Exercise aim
Could you reproduce the entries from the very first line through the line containing "know-header-title: Я знаю", substituting "output-card" for "result-card" and leaving everything else unchanged?

Dataset items:
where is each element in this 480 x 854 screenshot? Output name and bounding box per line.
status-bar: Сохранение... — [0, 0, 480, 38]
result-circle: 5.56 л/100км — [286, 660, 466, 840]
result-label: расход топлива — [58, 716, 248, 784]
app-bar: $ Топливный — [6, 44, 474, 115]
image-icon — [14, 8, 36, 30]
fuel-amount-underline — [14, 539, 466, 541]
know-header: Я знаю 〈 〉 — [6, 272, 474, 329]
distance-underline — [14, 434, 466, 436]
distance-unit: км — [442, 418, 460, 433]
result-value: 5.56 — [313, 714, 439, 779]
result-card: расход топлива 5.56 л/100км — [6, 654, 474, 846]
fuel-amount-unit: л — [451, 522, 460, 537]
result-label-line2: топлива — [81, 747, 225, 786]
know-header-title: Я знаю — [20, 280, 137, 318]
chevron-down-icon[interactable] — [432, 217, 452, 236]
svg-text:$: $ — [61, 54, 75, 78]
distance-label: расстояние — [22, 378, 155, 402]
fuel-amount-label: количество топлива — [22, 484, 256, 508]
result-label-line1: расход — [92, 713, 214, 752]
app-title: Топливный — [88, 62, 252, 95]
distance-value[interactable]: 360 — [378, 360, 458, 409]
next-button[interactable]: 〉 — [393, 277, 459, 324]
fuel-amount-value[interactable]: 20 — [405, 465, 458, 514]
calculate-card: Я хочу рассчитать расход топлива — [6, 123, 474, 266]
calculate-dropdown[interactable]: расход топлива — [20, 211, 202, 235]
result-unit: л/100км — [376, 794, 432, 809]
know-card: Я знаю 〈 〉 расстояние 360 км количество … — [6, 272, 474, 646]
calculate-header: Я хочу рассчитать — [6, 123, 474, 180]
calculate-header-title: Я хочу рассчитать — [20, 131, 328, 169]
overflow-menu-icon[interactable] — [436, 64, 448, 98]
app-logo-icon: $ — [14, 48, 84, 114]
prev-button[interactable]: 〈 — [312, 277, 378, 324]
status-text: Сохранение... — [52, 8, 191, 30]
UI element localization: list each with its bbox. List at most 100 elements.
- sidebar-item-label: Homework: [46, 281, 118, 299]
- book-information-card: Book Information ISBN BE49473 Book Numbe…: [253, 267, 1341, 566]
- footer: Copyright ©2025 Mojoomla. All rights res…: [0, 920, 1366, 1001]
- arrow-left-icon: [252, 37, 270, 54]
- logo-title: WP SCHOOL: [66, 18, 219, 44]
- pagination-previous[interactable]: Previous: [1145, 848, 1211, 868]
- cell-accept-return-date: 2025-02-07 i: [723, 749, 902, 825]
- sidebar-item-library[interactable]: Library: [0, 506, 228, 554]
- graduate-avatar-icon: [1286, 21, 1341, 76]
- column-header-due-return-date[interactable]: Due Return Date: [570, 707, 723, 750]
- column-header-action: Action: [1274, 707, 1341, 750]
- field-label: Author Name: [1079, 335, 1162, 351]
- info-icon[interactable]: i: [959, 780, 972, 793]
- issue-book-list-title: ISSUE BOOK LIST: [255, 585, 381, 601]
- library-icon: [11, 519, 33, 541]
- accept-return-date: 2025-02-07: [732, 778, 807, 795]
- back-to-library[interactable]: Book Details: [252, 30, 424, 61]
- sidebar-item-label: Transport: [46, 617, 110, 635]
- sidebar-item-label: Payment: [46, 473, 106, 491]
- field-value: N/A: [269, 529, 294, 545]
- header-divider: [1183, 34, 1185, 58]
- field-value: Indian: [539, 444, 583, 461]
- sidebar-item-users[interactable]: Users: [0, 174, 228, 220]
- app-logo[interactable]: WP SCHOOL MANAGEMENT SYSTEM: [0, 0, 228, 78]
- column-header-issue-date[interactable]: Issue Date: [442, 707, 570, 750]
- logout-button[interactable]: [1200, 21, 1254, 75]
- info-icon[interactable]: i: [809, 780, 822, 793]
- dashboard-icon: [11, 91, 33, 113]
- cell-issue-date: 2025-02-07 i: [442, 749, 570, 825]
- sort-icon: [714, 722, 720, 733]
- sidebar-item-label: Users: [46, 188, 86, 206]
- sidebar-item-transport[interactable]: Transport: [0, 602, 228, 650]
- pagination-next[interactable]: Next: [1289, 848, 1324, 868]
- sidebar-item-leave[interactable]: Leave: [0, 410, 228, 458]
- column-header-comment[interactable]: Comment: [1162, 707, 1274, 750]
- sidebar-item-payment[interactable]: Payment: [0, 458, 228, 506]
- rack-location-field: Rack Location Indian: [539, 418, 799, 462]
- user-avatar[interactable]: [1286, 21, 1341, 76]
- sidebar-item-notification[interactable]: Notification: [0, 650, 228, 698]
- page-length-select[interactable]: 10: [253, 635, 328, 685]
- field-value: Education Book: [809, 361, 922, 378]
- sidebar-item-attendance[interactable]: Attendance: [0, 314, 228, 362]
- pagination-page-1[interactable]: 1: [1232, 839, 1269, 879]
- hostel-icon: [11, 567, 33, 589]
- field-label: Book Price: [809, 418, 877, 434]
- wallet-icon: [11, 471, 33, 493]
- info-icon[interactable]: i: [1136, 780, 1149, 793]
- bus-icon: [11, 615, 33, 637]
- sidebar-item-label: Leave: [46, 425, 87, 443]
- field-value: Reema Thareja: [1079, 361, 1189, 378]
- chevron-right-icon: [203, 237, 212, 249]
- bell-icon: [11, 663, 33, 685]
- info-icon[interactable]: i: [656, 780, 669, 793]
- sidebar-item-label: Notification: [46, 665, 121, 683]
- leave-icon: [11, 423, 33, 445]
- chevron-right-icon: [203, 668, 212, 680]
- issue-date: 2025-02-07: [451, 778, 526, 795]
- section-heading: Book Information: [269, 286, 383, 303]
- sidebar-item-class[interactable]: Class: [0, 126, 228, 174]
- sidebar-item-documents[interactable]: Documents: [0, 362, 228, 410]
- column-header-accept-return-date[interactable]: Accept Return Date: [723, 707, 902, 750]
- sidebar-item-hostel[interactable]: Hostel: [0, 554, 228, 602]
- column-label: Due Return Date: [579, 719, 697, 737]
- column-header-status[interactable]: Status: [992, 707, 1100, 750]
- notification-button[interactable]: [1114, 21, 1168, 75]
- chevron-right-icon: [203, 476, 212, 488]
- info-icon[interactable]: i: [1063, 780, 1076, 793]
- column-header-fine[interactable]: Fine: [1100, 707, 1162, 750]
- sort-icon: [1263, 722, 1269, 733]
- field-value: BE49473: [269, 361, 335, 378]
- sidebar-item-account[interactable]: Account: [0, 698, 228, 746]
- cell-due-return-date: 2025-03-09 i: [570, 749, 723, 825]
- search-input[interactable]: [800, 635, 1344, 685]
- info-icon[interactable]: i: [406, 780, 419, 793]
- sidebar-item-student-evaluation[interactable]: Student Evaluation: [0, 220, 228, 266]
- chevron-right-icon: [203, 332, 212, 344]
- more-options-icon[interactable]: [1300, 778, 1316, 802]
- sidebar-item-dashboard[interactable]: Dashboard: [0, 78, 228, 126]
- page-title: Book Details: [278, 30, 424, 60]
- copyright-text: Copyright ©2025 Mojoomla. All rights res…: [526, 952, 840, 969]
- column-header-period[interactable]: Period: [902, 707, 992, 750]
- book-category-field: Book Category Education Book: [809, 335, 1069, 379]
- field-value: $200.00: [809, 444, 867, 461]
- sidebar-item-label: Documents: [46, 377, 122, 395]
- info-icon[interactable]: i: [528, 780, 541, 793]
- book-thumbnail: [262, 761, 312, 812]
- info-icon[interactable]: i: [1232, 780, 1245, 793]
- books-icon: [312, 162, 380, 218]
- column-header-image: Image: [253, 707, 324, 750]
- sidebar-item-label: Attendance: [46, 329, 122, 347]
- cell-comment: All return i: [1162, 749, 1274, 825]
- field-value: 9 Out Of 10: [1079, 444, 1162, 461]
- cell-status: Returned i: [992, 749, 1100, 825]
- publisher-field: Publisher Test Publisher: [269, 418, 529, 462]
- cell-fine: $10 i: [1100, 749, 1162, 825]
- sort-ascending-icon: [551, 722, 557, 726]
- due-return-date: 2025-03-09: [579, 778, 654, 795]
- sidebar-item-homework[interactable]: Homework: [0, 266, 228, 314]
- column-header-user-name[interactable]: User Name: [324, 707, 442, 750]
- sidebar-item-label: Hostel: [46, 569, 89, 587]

Output below
where is each element in this 480 x 854 screenshot? Output name and bounding box per line.
status-bar: Сохранение... — [0, 0, 480, 38]
result-circle: 5.56 л/100км — [286, 660, 466, 840]
result-label: расход топлива — [58, 716, 248, 784]
app-bar: $ Топливный — [6, 44, 474, 115]
image-icon — [14, 8, 36, 30]
fuel-amount-underline — [14, 539, 466, 541]
know-header: Я знаю 〈 〉 — [6, 272, 474, 329]
distance-underline — [14, 434, 466, 436]
distance-unit: км — [442, 418, 460, 433]
result-value: 5.56 — [313, 714, 439, 779]
output-card: расход топлива 5.56 л/100км — [6, 654, 474, 846]
fuel-amount-unit: л — [451, 522, 460, 537]
result-label-line2: топлива — [81, 747, 225, 786]
know-header-title: Я знаю — [20, 280, 137, 318]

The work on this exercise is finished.